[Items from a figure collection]
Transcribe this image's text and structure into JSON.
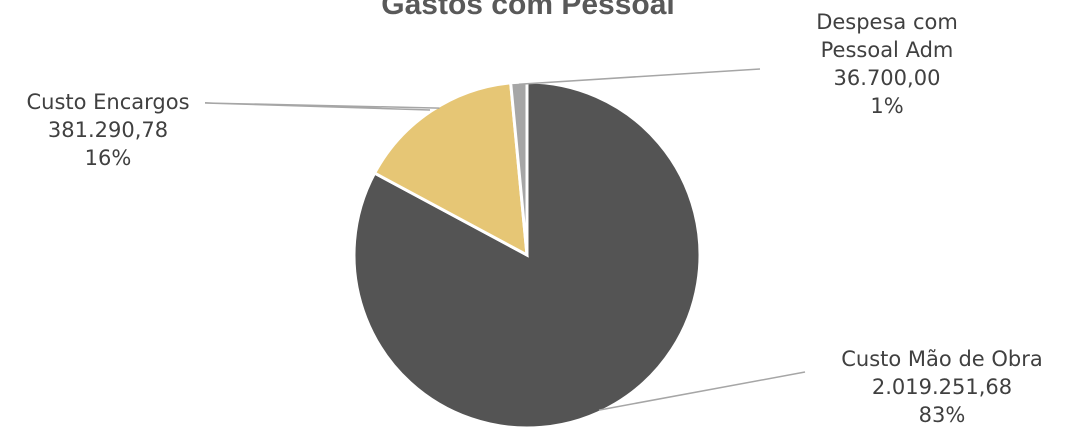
{
  "chart_data": {
    "type": "pie",
    "title": "Gastos com Pessoal",
    "categories": [
      "Custo Mão de Obra",
      "Custo Encargos",
      "Despesa com Pessoal Adm"
    ],
    "values": [
      2019251.68,
      381290.78,
      36700.0
    ],
    "value_labels": [
      "2.019.251,68",
      "381.290,78",
      "36.700,00"
    ],
    "percent_labels": [
      "83%",
      "16%",
      "1%"
    ],
    "label_lines": [
      [
        "Custo Mão de Obra"
      ],
      [
        "Custo Encargos"
      ],
      [
        "Despesa com",
        "Pessoal Adm"
      ]
    ],
    "colors": [
      "#545454",
      "#e6c675",
      "#a6a6a6"
    ],
    "start_angle_deg": 0,
    "direction": "clockwise",
    "legend": "none"
  }
}
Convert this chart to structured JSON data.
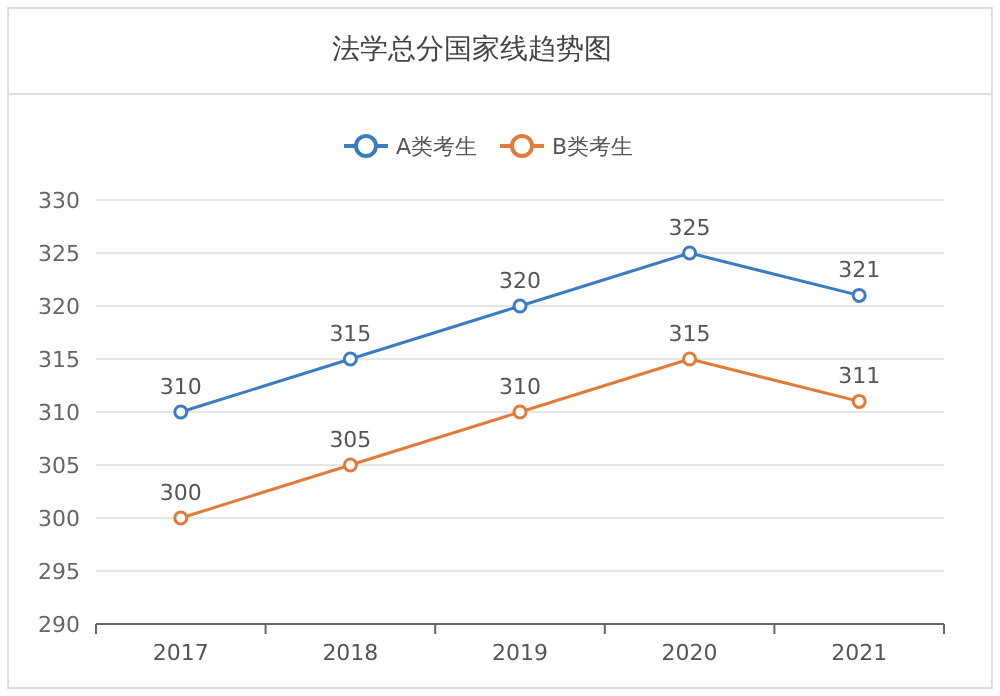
{
  "chart_data": {
    "type": "line",
    "title": "法学总分国家线趋势图",
    "categories": [
      "2017",
      "2018",
      "2019",
      "2020",
      "2021"
    ],
    "series": [
      {
        "name": "A类考生",
        "color": "#3b7dc0",
        "values": [
          310,
          315,
          320,
          325,
          321
        ]
      },
      {
        "name": "B类考生",
        "color": "#e07b39",
        "values": [
          300,
          305,
          310,
          315,
          311
        ]
      }
    ],
    "ylim": [
      290,
      330
    ],
    "yticks": [
      290,
      295,
      300,
      305,
      310,
      315,
      320,
      325,
      330
    ],
    "grid": "y",
    "legend": "top",
    "marker": "circle",
    "line_style": "solid",
    "data_labels": true
  }
}
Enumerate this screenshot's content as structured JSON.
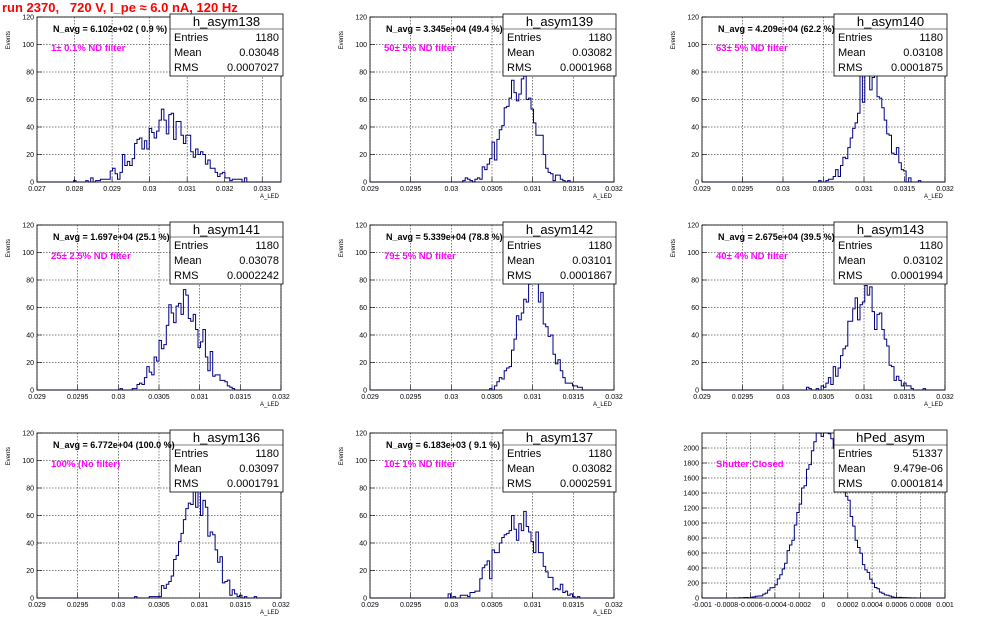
{
  "page_title": "run 2370,   720 V, I_pe ≈ 6.0 nA, 120 Hz",
  "colors": {
    "title": "#ff0000",
    "filter_label": "#ff00ff",
    "histogram": "#000080",
    "grid": "#000000"
  },
  "chart_data": [
    {
      "type": "histogram",
      "name": "h_asym138",
      "ylabel": "Events",
      "xlabel": "A_LED",
      "navg": "N_avg = 6.102e+02 ( 0.9 %)",
      "filter": "1± 0.1% ND filter",
      "stats": {
        "entries": "1180",
        "mean": "0.03048",
        "rms": "0.0007027"
      },
      "xlim": [
        0.027,
        0.0335
      ],
      "ylim": [
        0,
        120
      ],
      "xticks": [
        "0.027",
        "0.028",
        "0.029",
        "0.03",
        "0.031",
        "0.032",
        "0.033"
      ],
      "yticks": [
        "0",
        "20",
        "40",
        "60",
        "80",
        "100",
        "120"
      ],
      "mean": 0.03048,
      "rms": 0.0007027,
      "entries": 1180
    },
    {
      "type": "histogram",
      "name": "h_asym139",
      "ylabel": "Events",
      "xlabel": "A_LED",
      "navg": "N_avg = 3.345e+04 (49.4 %)",
      "filter": "50± 5% ND filter",
      "stats": {
        "entries": "1180",
        "mean": "0.03082",
        "rms": "0.0001968"
      },
      "xlim": [
        0.029,
        0.032
      ],
      "ylim": [
        0,
        120
      ],
      "xticks": [
        "0.029",
        "0.0295",
        "0.03",
        "0.0305",
        "0.031",
        "0.0315",
        "0.032"
      ],
      "yticks": [
        "0",
        "20",
        "40",
        "60",
        "80",
        "100",
        "120"
      ],
      "mean": 0.03082,
      "rms": 0.0001968,
      "entries": 1180
    },
    {
      "type": "histogram",
      "name": "h_asym140",
      "ylabel": "Events",
      "xlabel": "A_LED",
      "navg": "N_avg = 4.209e+04 (62.2 %)",
      "filter": "63± 5% ND filter",
      "stats": {
        "entries": "1180",
        "mean": "0.03108",
        "rms": "0.0001875"
      },
      "xlim": [
        0.029,
        0.032
      ],
      "ylim": [
        0,
        120
      ],
      "xticks": [
        "0.029",
        "0.0295",
        "0.03",
        "0.0305",
        "0.031",
        "0.0315",
        "0.032"
      ],
      "yticks": [
        "0",
        "20",
        "40",
        "60",
        "80",
        "100",
        "120"
      ],
      "mean": 0.03108,
      "rms": 0.0001875,
      "entries": 1180
    },
    {
      "type": "histogram",
      "name": "h_asym141",
      "ylabel": "Events",
      "xlabel": "A_LED",
      "navg": "N_avg = 1.697e+04 (25.1 %)",
      "filter": "25± 2.5% ND filter",
      "stats": {
        "entries": "1180",
        "mean": "0.03078",
        "rms": "0.0002242"
      },
      "xlim": [
        0.029,
        0.032
      ],
      "ylim": [
        0,
        120
      ],
      "xticks": [
        "0.029",
        "0.0295",
        "0.03",
        "0.0305",
        "0.031",
        "0.0315",
        "0.032"
      ],
      "yticks": [
        "0",
        "20",
        "40",
        "60",
        "80",
        "100",
        "120"
      ],
      "mean": 0.03078,
      "rms": 0.0002242,
      "entries": 1180
    },
    {
      "type": "histogram",
      "name": "h_asym142",
      "ylabel": "Events",
      "xlabel": "A_LED",
      "navg": "N_avg = 5.339e+04 (78.8 %)",
      "filter": "79± 5% ND filter",
      "stats": {
        "entries": "1180",
        "mean": "0.03101",
        "rms": "0.0001867"
      },
      "xlim": [
        0.029,
        0.032
      ],
      "ylim": [
        0,
        120
      ],
      "xticks": [
        "0.029",
        "0.0295",
        "0.03",
        "0.0305",
        "0.031",
        "0.0315",
        "0.032"
      ],
      "yticks": [
        "0",
        "20",
        "40",
        "60",
        "80",
        "100",
        "120"
      ],
      "mean": 0.03101,
      "rms": 0.0001867,
      "entries": 1180
    },
    {
      "type": "histogram",
      "name": "h_asym143",
      "ylabel": "Events",
      "xlabel": "A_LED",
      "navg": "N_avg = 2.675e+04 (39.5 %)",
      "filter": "40± 4% ND filter",
      "stats": {
        "entries": "1180",
        "mean": "0.03102",
        "rms": "0.0001994"
      },
      "xlim": [
        0.029,
        0.032
      ],
      "ylim": [
        0,
        120
      ],
      "xticks": [
        "0.029",
        "0.0295",
        "0.03",
        "0.0305",
        "0.031",
        "0.0315",
        "0.032"
      ],
      "yticks": [
        "0",
        "20",
        "40",
        "60",
        "80",
        "100",
        "120"
      ],
      "mean": 0.03102,
      "rms": 0.0001994,
      "entries": 1180
    },
    {
      "type": "histogram",
      "name": "h_asym136",
      "ylabel": "Events",
      "xlabel": "A_LED",
      "navg": "N_avg = 6.772e+04 (100.0 %)",
      "filter": "100% (No filter)",
      "stats": {
        "entries": "1180",
        "mean": "0.03097",
        "rms": "0.0001791"
      },
      "xlim": [
        0.029,
        0.032
      ],
      "ylim": [
        0,
        120
      ],
      "xticks": [
        "0.029",
        "0.0295",
        "0.03",
        "0.0305",
        "0.031",
        "0.0315",
        "0.032"
      ],
      "yticks": [
        "0",
        "20",
        "40",
        "60",
        "80",
        "100",
        "120"
      ],
      "mean": 0.03097,
      "rms": 0.0001791,
      "entries": 1180
    },
    {
      "type": "histogram",
      "name": "h_asym137",
      "ylabel": "Events",
      "xlabel": "A_LED",
      "navg": "N_avg = 6.183e+03 ( 9.1 %)",
      "filter": "10± 1% ND filter",
      "stats": {
        "entries": "1180",
        "mean": "0.03082",
        "rms": "0.0002591"
      },
      "xlim": [
        0.029,
        0.032
      ],
      "ylim": [
        0,
        120
      ],
      "xticks": [
        "0.029",
        "0.0295",
        "0.03",
        "0.0305",
        "0.031",
        "0.0315",
        "0.032"
      ],
      "yticks": [
        "0",
        "20",
        "40",
        "60",
        "80",
        "100",
        "120"
      ],
      "mean": 0.03082,
      "rms": 0.0002591,
      "entries": 1180
    },
    {
      "type": "histogram",
      "name": "hPed_asym",
      "ylabel": "",
      "xlabel": "",
      "navg": "",
      "filter": "Shutter Closed",
      "stats": {
        "entries": "51337",
        "mean": "9.479e-06",
        "rms": "0.0001814"
      },
      "xlim": [
        -0.001,
        0.001
      ],
      "ylim": [
        0,
        2200
      ],
      "xticks": [
        "-0.001",
        "-0.0008",
        "-0.0006",
        "-0.0004",
        "-0.0002",
        "0",
        "0.0002",
        "0.0004",
        "0.0006",
        "0.0008",
        "0.001"
      ],
      "yticks": [
        "0",
        "200",
        "400",
        "600",
        "800",
        "1000",
        "1200",
        "1400",
        "1600",
        "1800",
        "2000"
      ],
      "mean": 9.479e-06,
      "rms": 0.0001814,
      "entries": 51337
    }
  ]
}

- **Requirement**:
Show each line of the data that contains the string "structured".

- **The result**:
Convert this chart to structured JSON data.
Enumerate this screenshot's content as structured JSON.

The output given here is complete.